# Start of Dataset content

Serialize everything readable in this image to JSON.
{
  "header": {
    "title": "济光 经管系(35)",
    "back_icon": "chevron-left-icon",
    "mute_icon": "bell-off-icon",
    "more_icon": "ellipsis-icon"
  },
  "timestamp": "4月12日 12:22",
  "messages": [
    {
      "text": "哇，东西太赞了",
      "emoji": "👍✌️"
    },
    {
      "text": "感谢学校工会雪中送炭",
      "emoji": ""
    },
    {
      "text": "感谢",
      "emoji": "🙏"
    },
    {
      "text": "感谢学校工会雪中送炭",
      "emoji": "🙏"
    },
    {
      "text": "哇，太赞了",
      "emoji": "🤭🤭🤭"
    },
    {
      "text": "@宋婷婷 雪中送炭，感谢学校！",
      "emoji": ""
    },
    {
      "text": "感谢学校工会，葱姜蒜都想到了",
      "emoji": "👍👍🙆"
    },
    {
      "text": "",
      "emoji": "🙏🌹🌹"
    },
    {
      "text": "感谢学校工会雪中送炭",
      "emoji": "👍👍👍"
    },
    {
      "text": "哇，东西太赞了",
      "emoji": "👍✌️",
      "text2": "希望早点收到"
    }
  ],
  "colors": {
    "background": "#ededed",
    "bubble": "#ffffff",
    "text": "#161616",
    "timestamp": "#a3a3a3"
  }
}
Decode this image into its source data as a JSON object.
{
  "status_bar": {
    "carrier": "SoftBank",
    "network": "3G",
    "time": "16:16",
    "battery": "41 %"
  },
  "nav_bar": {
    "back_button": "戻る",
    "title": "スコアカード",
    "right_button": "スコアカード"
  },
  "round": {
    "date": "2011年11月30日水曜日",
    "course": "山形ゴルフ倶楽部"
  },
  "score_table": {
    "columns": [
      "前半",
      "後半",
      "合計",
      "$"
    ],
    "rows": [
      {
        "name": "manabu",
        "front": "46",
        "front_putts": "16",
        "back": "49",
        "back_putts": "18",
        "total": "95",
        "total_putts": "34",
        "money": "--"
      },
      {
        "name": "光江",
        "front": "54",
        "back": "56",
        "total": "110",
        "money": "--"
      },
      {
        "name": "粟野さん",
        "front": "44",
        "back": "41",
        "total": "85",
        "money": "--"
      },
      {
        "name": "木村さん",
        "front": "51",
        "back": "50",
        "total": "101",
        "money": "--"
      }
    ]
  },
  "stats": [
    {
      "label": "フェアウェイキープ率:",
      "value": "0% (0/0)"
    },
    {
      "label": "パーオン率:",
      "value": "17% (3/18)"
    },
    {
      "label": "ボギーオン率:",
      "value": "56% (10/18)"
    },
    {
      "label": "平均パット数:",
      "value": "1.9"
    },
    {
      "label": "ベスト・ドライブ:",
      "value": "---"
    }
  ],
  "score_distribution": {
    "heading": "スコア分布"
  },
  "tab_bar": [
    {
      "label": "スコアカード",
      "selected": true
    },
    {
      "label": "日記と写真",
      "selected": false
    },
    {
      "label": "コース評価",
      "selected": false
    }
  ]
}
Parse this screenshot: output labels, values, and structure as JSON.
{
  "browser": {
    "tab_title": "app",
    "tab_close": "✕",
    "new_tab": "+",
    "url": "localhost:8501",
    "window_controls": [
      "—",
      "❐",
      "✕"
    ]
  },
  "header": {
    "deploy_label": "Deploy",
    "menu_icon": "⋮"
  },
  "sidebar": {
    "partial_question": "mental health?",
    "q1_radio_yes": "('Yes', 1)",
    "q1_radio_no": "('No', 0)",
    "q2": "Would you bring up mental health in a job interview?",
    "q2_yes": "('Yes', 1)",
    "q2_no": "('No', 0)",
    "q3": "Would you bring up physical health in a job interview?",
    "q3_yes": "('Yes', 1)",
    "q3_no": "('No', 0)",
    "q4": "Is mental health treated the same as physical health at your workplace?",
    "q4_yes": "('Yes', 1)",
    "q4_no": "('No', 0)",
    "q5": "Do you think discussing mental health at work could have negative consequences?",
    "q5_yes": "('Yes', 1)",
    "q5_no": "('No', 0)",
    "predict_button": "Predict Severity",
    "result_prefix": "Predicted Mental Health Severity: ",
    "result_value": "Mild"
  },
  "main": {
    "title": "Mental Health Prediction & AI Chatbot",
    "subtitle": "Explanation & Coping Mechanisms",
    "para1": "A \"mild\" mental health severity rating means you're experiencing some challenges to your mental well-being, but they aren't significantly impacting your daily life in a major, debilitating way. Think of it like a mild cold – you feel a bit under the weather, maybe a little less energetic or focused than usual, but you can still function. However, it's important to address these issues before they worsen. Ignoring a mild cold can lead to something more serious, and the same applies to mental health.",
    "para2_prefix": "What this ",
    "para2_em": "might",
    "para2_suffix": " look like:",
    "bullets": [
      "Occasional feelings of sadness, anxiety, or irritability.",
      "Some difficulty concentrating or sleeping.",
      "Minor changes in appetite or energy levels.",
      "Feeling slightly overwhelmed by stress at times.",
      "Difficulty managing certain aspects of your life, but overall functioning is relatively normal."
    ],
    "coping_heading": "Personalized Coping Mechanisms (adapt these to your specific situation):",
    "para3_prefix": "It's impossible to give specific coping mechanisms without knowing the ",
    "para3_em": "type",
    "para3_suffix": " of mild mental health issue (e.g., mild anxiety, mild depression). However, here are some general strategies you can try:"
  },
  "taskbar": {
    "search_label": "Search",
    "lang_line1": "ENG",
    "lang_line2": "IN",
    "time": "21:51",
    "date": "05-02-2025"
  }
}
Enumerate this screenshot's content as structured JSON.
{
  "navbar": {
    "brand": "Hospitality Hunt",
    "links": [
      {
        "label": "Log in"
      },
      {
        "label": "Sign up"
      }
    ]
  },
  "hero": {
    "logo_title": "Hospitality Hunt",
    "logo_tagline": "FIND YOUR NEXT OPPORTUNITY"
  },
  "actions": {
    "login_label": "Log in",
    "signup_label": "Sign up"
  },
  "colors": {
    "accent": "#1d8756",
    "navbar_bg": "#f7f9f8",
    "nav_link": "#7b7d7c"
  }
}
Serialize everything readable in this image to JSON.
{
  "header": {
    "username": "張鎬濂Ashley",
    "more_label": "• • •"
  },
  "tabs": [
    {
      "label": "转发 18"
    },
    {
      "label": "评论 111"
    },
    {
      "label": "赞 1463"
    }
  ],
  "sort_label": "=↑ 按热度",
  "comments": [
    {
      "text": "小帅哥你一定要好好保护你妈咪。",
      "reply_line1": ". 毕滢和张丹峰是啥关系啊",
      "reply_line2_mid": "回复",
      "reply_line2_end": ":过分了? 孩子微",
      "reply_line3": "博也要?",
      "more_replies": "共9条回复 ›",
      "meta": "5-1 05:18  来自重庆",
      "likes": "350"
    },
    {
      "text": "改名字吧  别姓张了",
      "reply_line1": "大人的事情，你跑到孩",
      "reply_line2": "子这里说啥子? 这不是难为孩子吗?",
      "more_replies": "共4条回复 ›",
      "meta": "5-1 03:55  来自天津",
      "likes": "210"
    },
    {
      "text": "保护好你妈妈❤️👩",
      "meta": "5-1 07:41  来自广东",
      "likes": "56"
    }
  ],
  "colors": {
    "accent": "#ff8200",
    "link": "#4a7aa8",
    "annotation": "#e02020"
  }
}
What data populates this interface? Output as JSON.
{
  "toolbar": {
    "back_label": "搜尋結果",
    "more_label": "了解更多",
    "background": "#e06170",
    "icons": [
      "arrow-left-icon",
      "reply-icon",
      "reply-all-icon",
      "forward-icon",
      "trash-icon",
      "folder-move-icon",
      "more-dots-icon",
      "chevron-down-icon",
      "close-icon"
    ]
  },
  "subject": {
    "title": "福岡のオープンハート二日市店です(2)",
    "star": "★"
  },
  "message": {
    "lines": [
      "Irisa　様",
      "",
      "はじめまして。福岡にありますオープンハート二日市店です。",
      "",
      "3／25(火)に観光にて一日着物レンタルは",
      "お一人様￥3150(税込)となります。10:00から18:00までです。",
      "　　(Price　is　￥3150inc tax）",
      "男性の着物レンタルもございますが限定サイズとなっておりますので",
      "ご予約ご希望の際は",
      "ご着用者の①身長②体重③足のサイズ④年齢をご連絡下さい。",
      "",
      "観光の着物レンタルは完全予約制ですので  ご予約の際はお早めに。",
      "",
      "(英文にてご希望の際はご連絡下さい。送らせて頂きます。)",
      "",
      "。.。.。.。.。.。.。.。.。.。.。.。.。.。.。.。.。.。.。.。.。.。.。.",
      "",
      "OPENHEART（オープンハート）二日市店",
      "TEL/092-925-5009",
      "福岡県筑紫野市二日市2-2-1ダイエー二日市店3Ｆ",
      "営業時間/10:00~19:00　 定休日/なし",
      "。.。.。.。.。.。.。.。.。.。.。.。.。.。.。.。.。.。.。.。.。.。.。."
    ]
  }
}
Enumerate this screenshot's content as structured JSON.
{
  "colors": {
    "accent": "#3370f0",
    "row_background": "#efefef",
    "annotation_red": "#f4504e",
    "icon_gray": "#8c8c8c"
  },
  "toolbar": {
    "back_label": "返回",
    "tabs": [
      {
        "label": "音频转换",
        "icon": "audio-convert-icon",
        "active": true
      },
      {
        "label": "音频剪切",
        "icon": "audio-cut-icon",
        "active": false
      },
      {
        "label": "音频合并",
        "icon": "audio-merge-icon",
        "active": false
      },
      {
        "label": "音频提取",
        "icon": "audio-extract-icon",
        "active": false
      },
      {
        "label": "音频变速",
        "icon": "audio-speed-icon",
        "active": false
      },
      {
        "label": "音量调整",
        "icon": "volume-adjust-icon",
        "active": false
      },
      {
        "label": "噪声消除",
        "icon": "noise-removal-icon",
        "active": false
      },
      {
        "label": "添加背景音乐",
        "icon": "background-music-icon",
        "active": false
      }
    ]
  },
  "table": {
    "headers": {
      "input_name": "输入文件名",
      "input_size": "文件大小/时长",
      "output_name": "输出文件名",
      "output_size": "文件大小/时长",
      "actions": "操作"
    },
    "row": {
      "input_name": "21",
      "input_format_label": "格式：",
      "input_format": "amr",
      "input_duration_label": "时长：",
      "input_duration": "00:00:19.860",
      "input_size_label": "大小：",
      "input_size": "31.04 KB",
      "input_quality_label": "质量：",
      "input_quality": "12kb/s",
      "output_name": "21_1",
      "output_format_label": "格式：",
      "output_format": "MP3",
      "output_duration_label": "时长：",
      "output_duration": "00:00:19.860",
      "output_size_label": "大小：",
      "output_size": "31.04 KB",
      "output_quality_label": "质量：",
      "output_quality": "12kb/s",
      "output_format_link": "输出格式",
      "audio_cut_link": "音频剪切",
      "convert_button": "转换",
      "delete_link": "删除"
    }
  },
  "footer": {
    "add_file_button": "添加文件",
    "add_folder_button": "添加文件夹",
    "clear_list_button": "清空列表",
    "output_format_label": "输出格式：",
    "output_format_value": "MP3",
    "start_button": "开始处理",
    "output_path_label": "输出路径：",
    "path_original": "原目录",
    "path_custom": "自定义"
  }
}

# End of Dataset content

**Stated problem:** Each line holding "meta" must be found and copied.

**The result:**
      "meta": "5-1 05:18  来自重庆",
      "meta": "5-1 03:55  来自天津",
      "meta": "5-1 07:41  来自广东",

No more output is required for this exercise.